> Description of the task:
Can you transcribe every record below exactly as it appears?

> Listed entries:

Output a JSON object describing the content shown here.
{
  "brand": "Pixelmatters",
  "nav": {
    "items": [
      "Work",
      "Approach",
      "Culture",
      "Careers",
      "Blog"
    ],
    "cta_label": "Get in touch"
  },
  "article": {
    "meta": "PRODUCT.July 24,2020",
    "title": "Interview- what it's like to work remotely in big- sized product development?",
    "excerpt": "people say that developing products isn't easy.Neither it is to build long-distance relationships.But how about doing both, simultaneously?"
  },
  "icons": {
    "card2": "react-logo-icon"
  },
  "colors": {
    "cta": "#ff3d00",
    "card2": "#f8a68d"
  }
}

> Full response:
Output a JSON object describing the content shown here.
{
  "brand": "Pixelmatters",
  "nav": {
    "items": [
      "Work",
      "Approach",
      "Culture",
      "Careers",
      "Blog"
    ],
    "cta_label": "Get in touch"
  },
  "article": {
    "meta": "PRODUCT.July 24,2020",
    "title": "Interview- what it's like to work remotely in big- sized product development?",
    "excerpt": "people say that developing products isn't easy.Neither it is to build long-distance relationships.But how about doing both, simultaneously?"
  },
  "icons": {
    "card2": "react-logo-icon"
  },
  "colors": {
    "cta": "#ff3d00",
    "card2": "#f8a68d"
  }
}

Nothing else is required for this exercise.